_Gestellte Aufgabe:_
Übernimm aus den Einträgen unten die Zeilen zwischen der Zeile mit „rmse-point <box>604 319 616 331</box>“ und der Zeile mit „y2-tick-label: 6 <box>753 343 761 360</box>“ einschließlich unverändert.

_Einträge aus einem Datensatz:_
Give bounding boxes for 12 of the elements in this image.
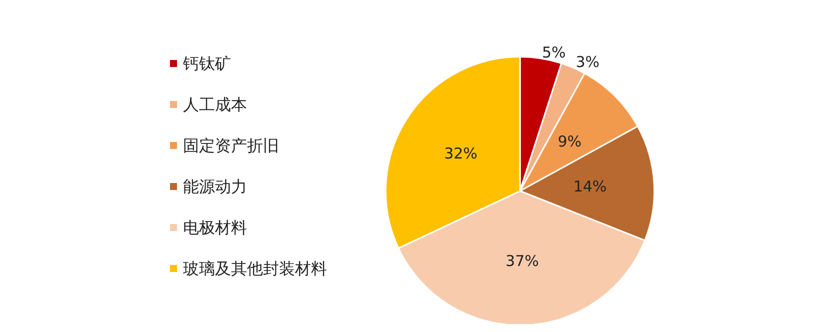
data-label: 14% [573, 178, 607, 196]
data-label: 32% [444, 144, 478, 162]
legend-label: 钙钛矿 [182, 54, 231, 73]
legend-label: 能源动力 [183, 177, 247, 196]
legend-label: 固定资产折旧 [183, 136, 279, 155]
data-label: 3% [576, 53, 600, 72]
legend-label: 电极材料 [183, 218, 247, 237]
legend-label: 人工成本 [183, 95, 247, 114]
data-label: 9% [558, 132, 582, 150]
legend-label: 玻璃及其他封装材料 [183, 259, 327, 278]
data-label: 5% [542, 43, 566, 62]
data-label: 37% [506, 252, 539, 270]
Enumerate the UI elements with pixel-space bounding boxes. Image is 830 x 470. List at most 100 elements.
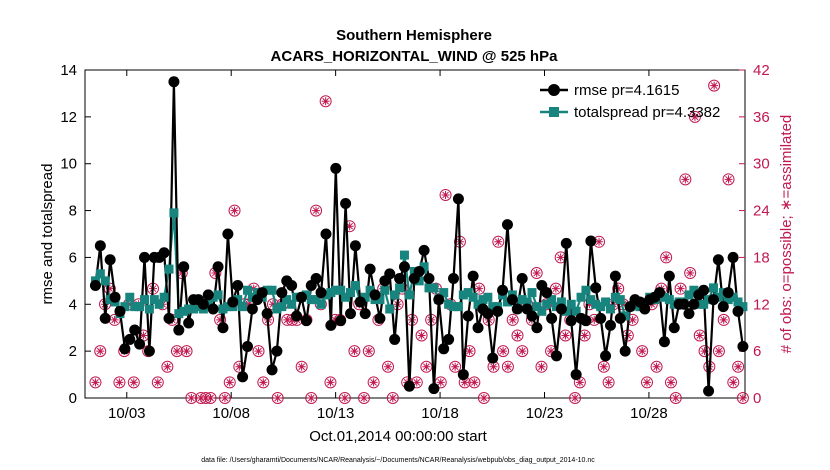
rmse-point <box>604 319 616 331</box>
obs-assimilated-point <box>206 394 215 402</box>
totalspread-point <box>566 299 576 309</box>
obs-assimilated-point <box>268 300 277 309</box>
obs-possible-point <box>477 392 490 404</box>
obs-possible-point <box>170 345 183 358</box>
rmse-point <box>443 333 455 345</box>
rmse-point <box>565 315 577 327</box>
obs-possible-point <box>223 376 236 389</box>
totalspread-point <box>267 285 277 295</box>
rmse-point <box>246 303 258 315</box>
obs-assimilated-point <box>91 378 100 387</box>
rmse-point <box>541 287 553 299</box>
rmse-point <box>143 345 155 357</box>
rmse-point <box>658 336 670 348</box>
obs-possible-point <box>324 376 337 389</box>
rmse-point <box>232 280 244 292</box>
obs-assimilated-point <box>695 331 704 340</box>
rmse-point <box>678 298 690 310</box>
obs-assimilated-point <box>614 284 623 293</box>
rmse-point <box>359 308 371 320</box>
rmse-point <box>315 287 327 299</box>
rmse-point <box>482 308 494 320</box>
totalspread-point <box>664 295 674 305</box>
obs-assimilated-point <box>364 347 373 356</box>
obs-possible-point <box>161 360 174 373</box>
y2-tick-label: 6 <box>753 343 761 360</box>
obs-possible-point <box>319 95 332 108</box>
obs-assimilated-point <box>110 315 119 324</box>
obs-possible-point <box>535 360 548 373</box>
obs-assimilated-point <box>187 394 196 402</box>
obs-possible-point <box>362 345 375 358</box>
totalspread-point <box>517 295 527 305</box>
totalspread-point <box>399 250 409 260</box>
rmse-point <box>310 273 322 285</box>
obs-possible-point <box>669 392 682 404</box>
rmse-point <box>698 284 710 296</box>
totalspread-point <box>130 302 140 312</box>
rmse-point <box>99 312 111 324</box>
rmse-point <box>501 219 513 231</box>
rmse-point <box>374 312 386 324</box>
obs-assimilated-point <box>412 378 421 387</box>
obs-possible-point <box>569 392 582 404</box>
obs-possible-point <box>218 392 231 404</box>
obs-assimilated-point <box>537 362 546 371</box>
totalspread-point <box>331 285 341 295</box>
totalspread-point <box>139 295 149 305</box>
rmse-point <box>114 305 126 317</box>
obs-assimilated-point <box>595 237 604 246</box>
obs-assimilated-point <box>619 300 628 309</box>
totalspread-point <box>615 295 625 305</box>
obs-possible-point <box>415 329 428 342</box>
totalspread-point <box>100 276 110 286</box>
rmse-point <box>94 240 106 252</box>
obs-assimilated-point <box>729 378 738 387</box>
totalspread-point <box>390 290 400 300</box>
obs-possible-point <box>712 345 725 358</box>
obs-possible-point <box>295 360 308 373</box>
obs-assimilated-point <box>211 269 220 278</box>
totalspread-point <box>336 285 346 295</box>
rmse-point <box>394 273 406 285</box>
obs-possible-point <box>722 173 735 186</box>
rmse-point <box>462 310 474 322</box>
obs-assimilated-point <box>499 347 508 356</box>
totalspread-point <box>659 292 669 302</box>
totalspread-point <box>154 299 164 309</box>
rmse-point <box>472 322 484 334</box>
rmse-point <box>717 301 729 313</box>
totalspread-point <box>439 288 449 298</box>
totalspread-point <box>144 304 154 314</box>
totalspread-point <box>571 306 581 316</box>
obs-assimilated-point <box>422 362 431 371</box>
rmse-point <box>217 322 229 334</box>
y-tick-label: 2 <box>69 343 77 360</box>
rmse-point <box>663 270 675 282</box>
obs-assimilated-point <box>96 347 105 356</box>
obs-assimilated-point <box>590 315 599 324</box>
totalspread-point <box>591 299 601 309</box>
rmse-point <box>158 247 170 259</box>
totalspread-point <box>444 299 454 309</box>
rmse-point <box>683 308 695 320</box>
rmse-point <box>428 383 440 395</box>
rmse-point <box>168 76 180 88</box>
obs-possible-point <box>271 392 284 404</box>
obs-assimilated-point <box>714 347 723 356</box>
totalspread-point <box>174 309 184 319</box>
obs-assimilated-point <box>652 362 661 371</box>
rmse-point <box>639 303 651 315</box>
obs-possible-point <box>516 345 529 358</box>
y-tick-label: 4 <box>69 296 77 313</box>
obs-assimilated-point <box>105 284 114 293</box>
totalspread-point <box>350 281 360 291</box>
totalspread-point <box>272 304 282 314</box>
totalspread-point <box>316 299 326 309</box>
obs-possible-point <box>506 313 519 326</box>
obs-assimilated-point <box>451 362 460 371</box>
totalspread-point <box>596 302 606 312</box>
rmse-point <box>134 338 146 350</box>
obs-possible-point <box>660 251 673 264</box>
rmse-point <box>320 228 332 240</box>
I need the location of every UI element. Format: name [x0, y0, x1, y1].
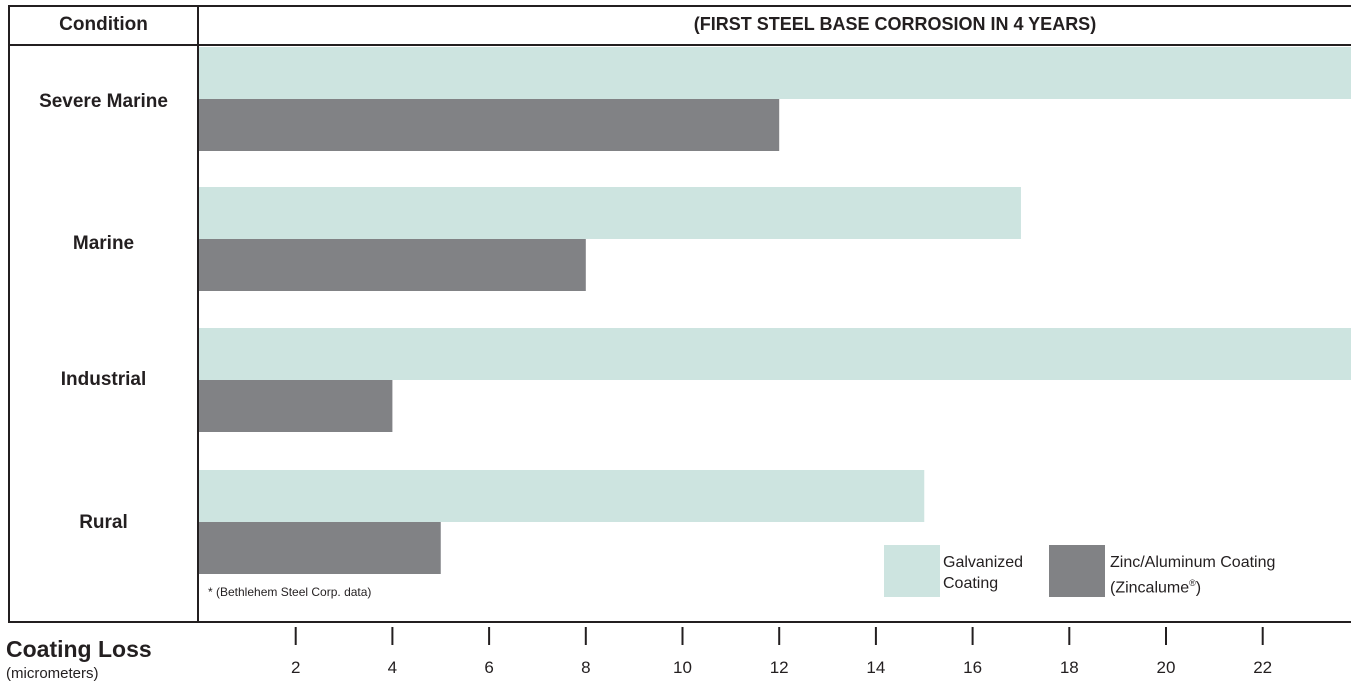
x-tick-label-22: 22: [1253, 658, 1273, 677]
category-label-marine: Marine: [72, 233, 135, 254]
chart-frame: [8, 5, 1351, 623]
x-tick-label-12: 12: [769, 658, 789, 677]
x-tick-label-8: 8: [581, 658, 591, 677]
x-tick-label-14: 14: [866, 658, 886, 677]
x-tick-label-4: 4: [387, 658, 398, 677]
bar-marine-galvanized: [199, 187, 1021, 239]
legend-label-zincalume: Zinc/Aluminum Coating (Zincalume®): [1110, 552, 1275, 598]
x-tick-label-10: 10: [673, 658, 692, 677]
x-axis-unit: (micrometers): [6, 665, 99, 682]
legend-swatch-galvanized: [884, 545, 940, 597]
registered-mark: ®: [1189, 578, 1196, 588]
bar-rural-zincalume: [199, 522, 441, 574]
legend-zincalume-close: ): [1195, 579, 1202, 597]
condition-column-header: Condition: [59, 13, 148, 35]
legend-zincalume-text: (Zincalume: [1110, 579, 1190, 597]
x-tick-label-2: 2: [290, 658, 301, 677]
bar-rural-galvanized: [199, 470, 925, 522]
category-label-industrial: Industrial: [60, 369, 147, 390]
bar-marine-zincalume: [199, 239, 586, 291]
legend-galvanized-line2: Coating: [943, 575, 999, 592]
legend-zincalume-line1: Zinc/Aluminum Coating: [1110, 554, 1276, 571]
column-divider: [197, 5, 199, 623]
legend-swatch-zincalume: [1049, 545, 1105, 597]
bar-severe-marine-zincalume: [199, 99, 780, 151]
footnote: * (Bethlehem Steel Corp. data): [208, 585, 372, 599]
x-axis-title: Coating Loss: [6, 636, 152, 662]
legend-galvanized-line1: Galvanized: [943, 554, 1024, 571]
x-tick-label-6: 6: [484, 658, 494, 677]
bar-industrial-galvanized: [199, 328, 1351, 380]
legend-label-galvanized: Galvanized Coating: [943, 552, 1023, 594]
legend-zincalume-line2: (Zincalume®): [1110, 573, 1275, 598]
category-label-severe-marine: Severe Marine: [39, 91, 168, 112]
x-tick-label-16: 16: [963, 658, 983, 677]
bar-severe-marine-galvanized: [199, 47, 1351, 99]
category-label-rural: Rural: [79, 512, 128, 533]
chart-title: (FIRST STEEL BASE CORROSION IN 4 YEARS): [693, 14, 1097, 34]
bar-industrial-zincalume: [199, 380, 393, 432]
x-tick-label-20: 20: [1156, 658, 1176, 677]
header-rule: [8, 44, 1351, 46]
x-tick-label-18: 18: [1059, 658, 1079, 677]
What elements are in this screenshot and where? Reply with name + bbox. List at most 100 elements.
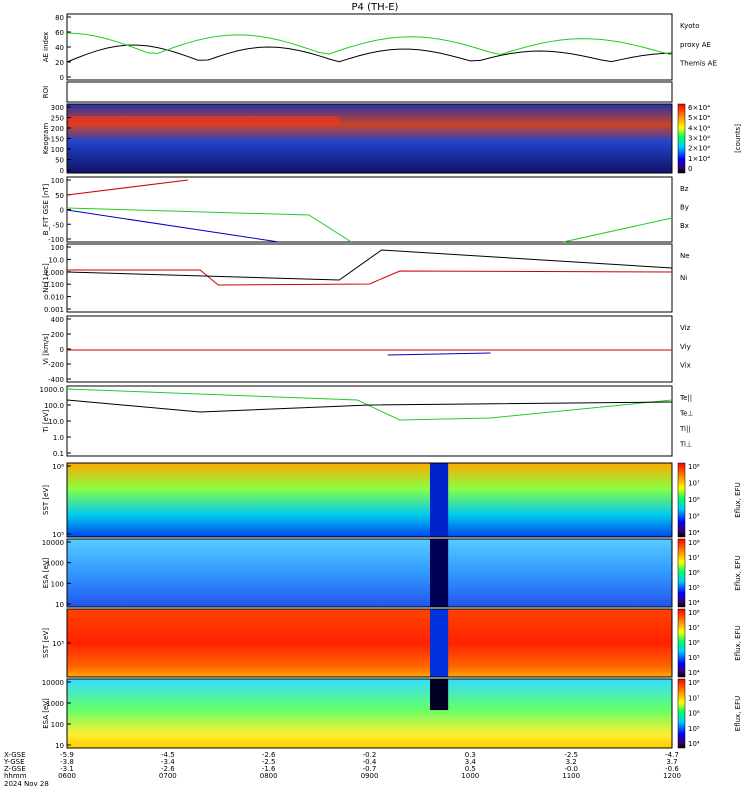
y-tick-label: 20 <box>55 59 64 67</box>
y-axis-label: Ni [1/cc] <box>42 263 50 293</box>
x-tick-label: -2.5 <box>564 751 578 759</box>
panel-3: Keogram 300 250 200 150 100 50 0 6×10⁴ 5×10⁴ 4×10⁴… <box>42 103 742 175</box>
colorbar-tick-label: 10⁷ <box>688 554 700 562</box>
ne-trace <box>67 269 673 286</box>
x-tick-label: 1100 <box>562 772 580 780</box>
x-tick-label: -3.4 <box>161 758 175 766</box>
y-tick-label: -200 <box>48 361 64 369</box>
plot-title: P4 (TH-E) <box>352 2 399 13</box>
colorbar-tick-label: 10⁴ <box>688 599 700 607</box>
y-tick-label: 10.0 <box>48 418 64 426</box>
x-tick-label: -4.5 <box>161 751 175 759</box>
colorbar-tick-label: 10⁴ <box>688 669 700 677</box>
y-tick-label: 10000 <box>42 539 64 547</box>
x-tick-label: -0.6 <box>665 765 679 773</box>
colorbar-tick-label: 10⁵ <box>688 513 700 521</box>
y-tick-label: 100 <box>51 580 64 588</box>
panel-1: AE index 80 60 40 20 0 Kyoto proxy AE Themis AE <box>42 13 717 82</box>
y-tick-label: 100 <box>51 146 64 154</box>
esa-dropout <box>430 539 449 607</box>
y-axis-label: Keogram <box>42 123 50 154</box>
y-tick-label: 0.010 <box>44 294 64 302</box>
colorbar-tick-label: 5×10⁴ <box>688 114 710 122</box>
colorbar <box>677 538 686 608</box>
esa-electron-spectrogram <box>67 679 672 748</box>
x-tick-label: 3.2 <box>566 758 577 766</box>
panel-frame <box>66 243 673 313</box>
x-tick-label: 0.3 <box>465 751 476 759</box>
y-tick-label: 100 <box>51 177 64 185</box>
legend-entry: Ni <box>680 274 687 282</box>
panel-6: Vi [km/s] 400 200 0 -200 -400 Viz Viy Vix <box>42 315 691 384</box>
x-tick-label: 0800 <box>260 772 278 780</box>
y-tick-label: 10⁶ <box>52 463 64 471</box>
x-row-label: hhmm <box>4 772 27 780</box>
sst-dropout <box>430 463 449 537</box>
y-tick-label: 60 <box>55 29 64 37</box>
panel-frame <box>66 462 673 538</box>
x-tick-label: -3.8 <box>60 758 74 766</box>
y-tick-label: 1000 <box>46 560 64 568</box>
y-tick-label: 150 <box>51 136 64 144</box>
panel-frame <box>66 678 673 749</box>
y-tick-label: 10000 <box>42 679 64 687</box>
colorbar-tick-label: 1×10⁴ <box>688 155 710 163</box>
y-tick-label: 1.0 <box>53 434 64 442</box>
bz-trace <box>66 179 189 196</box>
legend-entry: Bx <box>680 222 689 230</box>
y-tick-label: 200 <box>51 125 64 133</box>
panel-8: SST [eV] 10⁶ 10⁵ 10⁸ 10⁷ 10⁶ 10⁵ 10⁴ Eflux, EFU <box>42 462 742 539</box>
colorbar-label: Eflux, EFU <box>734 482 742 517</box>
bx-trace <box>66 209 279 243</box>
panel-frame <box>66 176 673 243</box>
panel-frame <box>66 81 673 103</box>
y-tick-label: 0.1 <box>53 450 64 458</box>
x-tick-label: -1.6 <box>262 765 276 773</box>
y-tick-label: 10⁵ <box>52 531 64 539</box>
x-row-label: Y-GSE <box>3 758 25 766</box>
legend-entry: Te|| <box>679 394 692 402</box>
panel-frame <box>66 13 673 81</box>
sst-electron-spectrogram <box>67 609 672 677</box>
colorbar-tick-label: 10⁴ <box>688 529 700 537</box>
colorbar <box>677 462 686 538</box>
y-tick-label: 400 <box>51 316 64 324</box>
legend-entry: proxy AE <box>680 41 711 49</box>
ni-trace <box>66 249 673 281</box>
y-tick-label: -400 <box>48 376 64 384</box>
x-tick-label: -2.6 <box>262 751 276 759</box>
x-tick-label: -0.2 <box>363 751 377 759</box>
y-tick-label: 0.001 <box>44 306 64 314</box>
y-tick-label: 50 <box>55 157 64 165</box>
y-axis-label: ESA [eV] <box>42 698 50 729</box>
y-tick-label: -100 <box>48 236 64 244</box>
colorbar-tick-label: 10⁶ <box>688 710 700 718</box>
x-tick-label: 3.4 <box>465 758 477 766</box>
x-tick-label: -4.7 <box>665 751 679 759</box>
x-tick-label: 0700 <box>159 772 177 780</box>
x-tick-label: -0.7 <box>363 765 377 773</box>
legend-entry: Ti⊥ <box>679 441 692 449</box>
colorbar-tick-label: 10⁵ <box>688 654 700 662</box>
colorbar-label: Eflux, EFU <box>734 625 742 660</box>
y-tick-label: 10 <box>55 601 64 609</box>
y-tick-label: -50 <box>53 221 64 229</box>
panel-frame <box>66 385 673 457</box>
y-tick-label: 1000.0 <box>40 386 65 394</box>
y-tick-label: 100 <box>51 721 64 729</box>
colorbar-tick-label: 0 <box>688 165 692 173</box>
y-tick-label: 1.000 <box>44 269 64 277</box>
legend-entry: Themis AE <box>679 60 717 68</box>
legend-entry: By <box>680 204 689 212</box>
x-tick-label: -2.6 <box>161 765 175 773</box>
panel-frame <box>66 315 673 383</box>
kyoto-ae-trace <box>66 32 673 56</box>
te-par-trace <box>66 399 673 413</box>
colorbar-tick-label: 10⁴ <box>688 740 700 748</box>
keogram-image <box>67 104 672 173</box>
y-tick-label: 0 <box>60 167 64 175</box>
colorbar-tick-label: 10⁸ <box>688 609 700 617</box>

_Lösung der Aufgabe:_
rmse-point <box>604 319 616 331</box>
obs-assimilated-point <box>206 394 215 402</box>
totalspread-point <box>566 299 576 309</box>
obs-assimilated-point <box>268 300 277 309</box>
obs-possible-point <box>477 392 490 404</box>
obs-possible-point <box>170 345 183 358</box>
rmse-point <box>443 333 455 345</box>
rmse-point <box>565 315 577 327</box>
obs-possible-point <box>223 376 236 389</box>
totalspread-point <box>267 285 277 295</box>
rmse-point <box>246 303 258 315</box>
obs-assimilated-point <box>91 378 100 387</box>
rmse-point <box>541 287 553 299</box>
rmse-point <box>143 345 155 357</box>
rmse-point <box>658 336 670 348</box>
obs-possible-point <box>324 376 337 389</box>
rmse-point <box>232 280 244 292</box>
obs-assimilated-point <box>695 331 704 340</box>
rmse-point <box>678 298 690 310</box>
obs-assimilated-point <box>614 284 623 293</box>
rmse-point <box>359 308 371 320</box>
rmse-point <box>315 287 327 299</box>
rmse-point <box>482 308 494 320</box>
totalspread-point <box>664 295 674 305</box>
obs-assimilated-point <box>364 347 373 356</box>
obs-possible-point <box>161 360 174 373</box>
y2-tick-label: 6 <box>753 343 761 360</box>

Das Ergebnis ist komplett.